WHAT IS NEEDED :: Copy out the records in full, word for word, without pictures.

* * *

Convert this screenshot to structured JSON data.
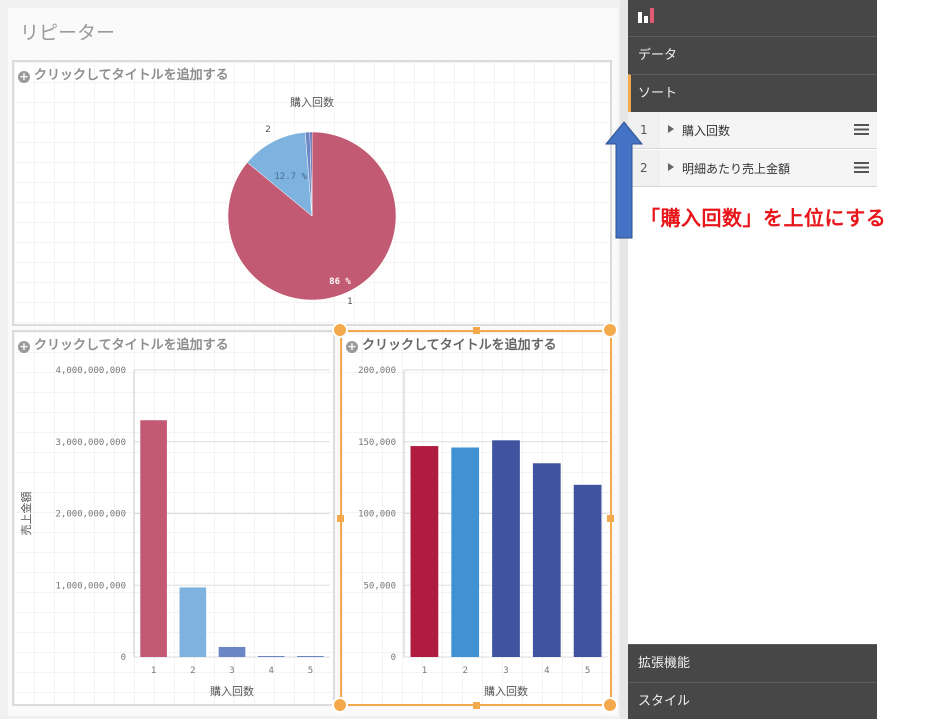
{
  "sheet": {
    "title": "リピーター"
  },
  "placeholder_title": "クリックしてタイトルを追加する",
  "pie_chart": {
    "title": "購入回数",
    "chart_data": {
      "type": "pie",
      "title": "購入回数",
      "slices": [
        {
          "label": "1",
          "percent": 86,
          "value_label": "86 %",
          "color": "#c35a73"
        },
        {
          "label": "2",
          "percent": 12.7,
          "value_label": "12.7 %",
          "color": "#7eb3e0"
        },
        {
          "label": "",
          "percent": 0.9,
          "value_label": "",
          "color": "#6a86c4"
        },
        {
          "label": "",
          "percent": 0.4,
          "value_label": "",
          "color": "#4a5aa8"
        }
      ]
    }
  },
  "bar_chart_1": {
    "chart_data": {
      "type": "bar",
      "categories": [
        "1",
        "2",
        "3",
        "4",
        "5"
      ],
      "values": [
        3300000000,
        970000000,
        140000000,
        12000000,
        2000000
      ],
      "colors": [
        "#c35a73",
        "#7eb3e0",
        "#6a86c4",
        "#6a86c4",
        "#6a86c4"
      ],
      "xlabel": "購入回数",
      "ylabel": "売上金額",
      "ylim": [
        0,
        4000000000
      ],
      "yticks": [
        "0",
        "1,000,000,000",
        "2,000,000,000",
        "3,000,000,000",
        "4,000,000,000"
      ]
    }
  },
  "bar_chart_2": {
    "chart_data": {
      "type": "bar",
      "categories": [
        "1",
        "2",
        "3",
        "4",
        "5"
      ],
      "values": [
        147000,
        146000,
        151000,
        135000,
        120000
      ],
      "colors": [
        "#b01c40",
        "#4192d3",
        "#3f53a0",
        "#3f53a0",
        "#3f53a0"
      ],
      "xlabel": "購入回数",
      "ylabel": "",
      "ylim": [
        0,
        200000
      ],
      "yticks": [
        "0",
        "50,000",
        "100,000",
        "150,000",
        "200,000"
      ]
    }
  },
  "panel": {
    "top_icon": "bar-chart-icon",
    "data_label": "データ",
    "sort_label": "ソート",
    "sort_items": [
      {
        "num": "1",
        "label": "購入回数"
      },
      {
        "num": "2",
        "label": "明細あたり売上金額"
      }
    ],
    "extensions_label": "拡張機能",
    "style_label": "スタイル"
  },
  "annotation": {
    "text": "「購入回数」を上位にする",
    "color": "#e8161a",
    "arrow_color": "#4472c4"
  }
}
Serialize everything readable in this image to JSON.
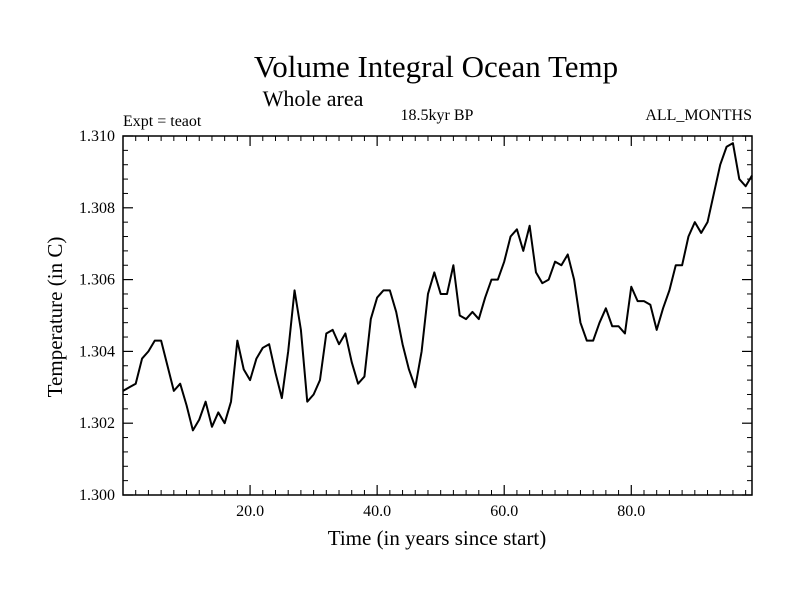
{
  "chart_data": {
    "type": "line",
    "title": "Volume Integral Ocean Temp",
    "subtitle": "Whole area",
    "left_label": "Expt = teaot",
    "center_label": "18.5kyr BP",
    "right_label": "ALL_MONTHS",
    "xlabel": "Time (in years since start)",
    "ylabel": "Temperature (in C)",
    "xlim": [
      0,
      99
    ],
    "ylim": [
      1.3,
      1.31
    ],
    "xticks": [
      20,
      40,
      60,
      80
    ],
    "xtick_labels": [
      "20.0",
      "40.0",
      "60.0",
      "80.0"
    ],
    "yticks": [
      1.3,
      1.302,
      1.304,
      1.306,
      1.308,
      1.31
    ],
    "ytick_labels": [
      "1.300",
      "1.302",
      "1.304",
      "1.306",
      "1.308",
      "1.310"
    ],
    "x_minor_step": 2,
    "y_minor_step": 0.0004,
    "legend": "none",
    "grid": false,
    "series": [
      {
        "name": "Volume Integral Ocean Temp",
        "color": "#000000",
        "x": [
          0,
          1,
          2,
          3,
          4,
          5,
          6,
          7,
          8,
          9,
          10,
          11,
          12,
          13,
          14,
          15,
          16,
          17,
          18,
          19,
          20,
          21,
          22,
          23,
          24,
          25,
          26,
          27,
          28,
          29,
          30,
          31,
          32,
          33,
          34,
          35,
          36,
          37,
          38,
          39,
          40,
          41,
          42,
          43,
          44,
          45,
          46,
          47,
          48,
          49,
          50,
          51,
          52,
          53,
          54,
          55,
          56,
          57,
          58,
          59,
          60,
          61,
          62,
          63,
          64,
          65,
          66,
          67,
          68,
          69,
          70,
          71,
          72,
          73,
          74,
          75,
          76,
          77,
          78,
          79,
          80,
          81,
          82,
          83,
          84,
          85,
          86,
          87,
          88,
          89,
          90,
          91,
          92,
          93,
          94,
          95,
          96,
          97,
          98,
          99
        ],
        "values": [
          1.3029,
          1.303,
          1.3031,
          1.3038,
          1.304,
          1.3043,
          1.3043,
          1.3036,
          1.3029,
          1.3031,
          1.3025,
          1.3018,
          1.3021,
          1.3026,
          1.3019,
          1.3023,
          1.302,
          1.3026,
          1.3043,
          1.3035,
          1.3032,
          1.3038,
          1.3041,
          1.3042,
          1.3034,
          1.3027,
          1.304,
          1.3057,
          1.3046,
          1.3026,
          1.3028,
          1.3032,
          1.3045,
          1.3046,
          1.3042,
          1.3045,
          1.3037,
          1.3031,
          1.3033,
          1.3049,
          1.3055,
          1.3057,
          1.3057,
          1.3051,
          1.3042,
          1.3035,
          1.303,
          1.304,
          1.3056,
          1.3062,
          1.3056,
          1.3056,
          1.3064,
          1.305,
          1.3049,
          1.3051,
          1.3049,
          1.3055,
          1.306,
          1.306,
          1.3065,
          1.3072,
          1.3074,
          1.3068,
          1.3075,
          1.3062,
          1.3059,
          1.306,
          1.3065,
          1.3064,
          1.3067,
          1.306,
          1.3048,
          1.3043,
          1.3043,
          1.3048,
          1.3052,
          1.3047,
          1.3047,
          1.3045,
          1.3058,
          1.3054,
          1.3054,
          1.3053,
          1.3046,
          1.3052,
          1.3057,
          1.3064,
          1.3064,
          1.3072,
          1.3076,
          1.3073,
          1.3076,
          1.3084,
          1.3092,
          1.3097,
          1.3098,
          1.3088,
          1.3086,
          1.3089
        ]
      }
    ]
  }
}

* * *

EXERCISE SOLUTION ::
Convert this screenshot to structured JSON data.
{
  "sheet": {
    "title": "リピーター"
  },
  "placeholder_title": "クリックしてタイトルを追加する",
  "pie_chart": {
    "title": "購入回数",
    "chart_data": {
      "type": "pie",
      "title": "購入回数",
      "slices": [
        {
          "label": "1",
          "percent": 86,
          "value_label": "86 %",
          "color": "#c35a73"
        },
        {
          "label": "2",
          "percent": 12.7,
          "value_label": "12.7 %",
          "color": "#7eb3e0"
        },
        {
          "label": "",
          "percent": 0.9,
          "value_label": "",
          "color": "#6a86c4"
        },
        {
          "label": "",
          "percent": 0.4,
          "value_label": "",
          "color": "#4a5aa8"
        }
      ]
    }
  },
  "bar_chart_1": {
    "chart_data": {
      "type": "bar",
      "categories": [
        "1",
        "2",
        "3",
        "4",
        "5"
      ],
      "values": [
        3300000000,
        970000000,
        140000000,
        12000000,
        2000000
      ],
      "colors": [
        "#c35a73",
        "#7eb3e0",
        "#6a86c4",
        "#6a86c4",
        "#6a86c4"
      ],
      "xlabel": "購入回数",
      "ylabel": "売上金額",
      "ylim": [
        0,
        4000000000
      ],
      "yticks": [
        "0",
        "1,000,000,000",
        "2,000,000,000",
        "3,000,000,000",
        "4,000,000,000"
      ]
    }
  },
  "bar_chart_2": {
    "chart_data": {
      "type": "bar",
      "categories": [
        "1",
        "2",
        "3",
        "4",
        "5"
      ],
      "values": [
        147000,
        146000,
        151000,
        135000,
        120000
      ],
      "colors": [
        "#b01c40",
        "#4192d3",
        "#3f53a0",
        "#3f53a0",
        "#3f53a0"
      ],
      "xlabel": "購入回数",
      "ylabel": "",
      "ylim": [
        0,
        200000
      ],
      "yticks": [
        "0",
        "50,000",
        "100,000",
        "150,000",
        "200,000"
      ]
    }
  },
  "panel": {
    "top_icon": "bar-chart-icon",
    "data_label": "データ",
    "sort_label": "ソート",
    "sort_items": [
      {
        "num": "1",
        "label": "購入回数"
      },
      {
        "num": "2",
        "label": "明細あたり売上金額"
      }
    ],
    "extensions_label": "拡張機能",
    "style_label": "スタイル"
  },
  "annotation": {
    "text": "「購入回数」を上位にする",
    "color": "#e8161a",
    "arrow_color": "#4472c4"
  }
}
Serialize everything readable in this image to JSON.
{
  "chart_data": {
    "type": "line",
    "title": "Volume Integral Ocean Temp",
    "subtitle": "Whole area",
    "left_label": "Expt = teaot",
    "center_label": "18.5kyr BP",
    "right_label": "ALL_MONTHS",
    "xlabel": "Time (in years since start)",
    "ylabel": "Temperature (in C)",
    "xlim": [
      0,
      99
    ],
    "ylim": [
      1.3,
      1.31
    ],
    "xticks": [
      20,
      40,
      60,
      80
    ],
    "xtick_labels": [
      "20.0",
      "40.0",
      "60.0",
      "80.0"
    ],
    "yticks": [
      1.3,
      1.302,
      1.304,
      1.306,
      1.308,
      1.31
    ],
    "ytick_labels": [
      "1.300",
      "1.302",
      "1.304",
      "1.306",
      "1.308",
      "1.310"
    ],
    "x_minor_step": 2,
    "y_minor_step": 0.0004,
    "legend": "none",
    "grid": false,
    "series": [
      {
        "name": "Volume Integral Ocean Temp",
        "color": "#000000",
        "x": [
          0,
          1,
          2,
          3,
          4,
          5,
          6,
          7,
          8,
          9,
          10,
          11,
          12,
          13,
          14,
          15,
          16,
          17,
          18,
          19,
          20,
          21,
          22,
          23,
          24,
          25,
          26,
          27,
          28,
          29,
          30,
          31,
          32,
          33,
          34,
          35,
          36,
          37,
          38,
          39,
          40,
          41,
          42,
          43,
          44,
          45,
          46,
          47,
          48,
          49,
          50,
          51,
          52,
          53,
          54,
          55,
          56,
          57,
          58,
          59,
          60,
          61,
          62,
          63,
          64,
          65,
          66,
          67,
          68,
          69,
          70,
          71,
          72,
          73,
          74,
          75,
          76,
          77,
          78,
          79,
          80,
          81,
          82,
          83,
          84,
          85,
          86,
          87,
          88,
          89,
          90,
          91,
          92,
          93,
          94,
          95,
          96,
          97,
          98,
          99
        ],
        "values": [
          1.3029,
          1.303,
          1.3031,
          1.3038,
          1.304,
          1.3043,
          1.3043,
          1.3036,
          1.3029,
          1.3031,
          1.3025,
          1.3018,
          1.3021,
          1.3026,
          1.3019,
          1.3023,
          1.302,
          1.3026,
          1.3043,
          1.3035,
          1.3032,
          1.3038,
          1.3041,
          1.3042,
          1.3034,
          1.3027,
          1.304,
          1.3057,
          1.3046,
          1.3026,
          1.3028,
          1.3032,
          1.3045,
          1.3046,
          1.3042,
          1.3045,
          1.3037,
          1.3031,
          1.3033,
          1.3049,
          1.3055,
          1.3057,
          1.3057,
          1.3051,
          1.3042,
          1.3035,
          1.303,
          1.304,
          1.3056,
          1.3062,
          1.3056,
          1.3056,
          1.3064,
          1.305,
          1.3049,
          1.3051,
          1.3049,
          1.3055,
          1.306,
          1.306,
          1.3065,
          1.3072,
          1.3074,
          1.3068,
          1.3075,
          1.3062,
          1.3059,
          1.306,
          1.3065,
          1.3064,
          1.3067,
          1.306,
          1.3048,
          1.3043,
          1.3043,
          1.3048,
          1.3052,
          1.3047,
          1.3047,
          1.3045,
          1.3058,
          1.3054,
          1.3054,
          1.3053,
          1.3046,
          1.3052,
          1.3057,
          1.3064,
          1.3064,
          1.3072,
          1.3076,
          1.3073,
          1.3076,
          1.3084,
          1.3092,
          1.3097,
          1.3098,
          1.3088,
          1.3086,
          1.3089
        ]
      }
    ]
  }
}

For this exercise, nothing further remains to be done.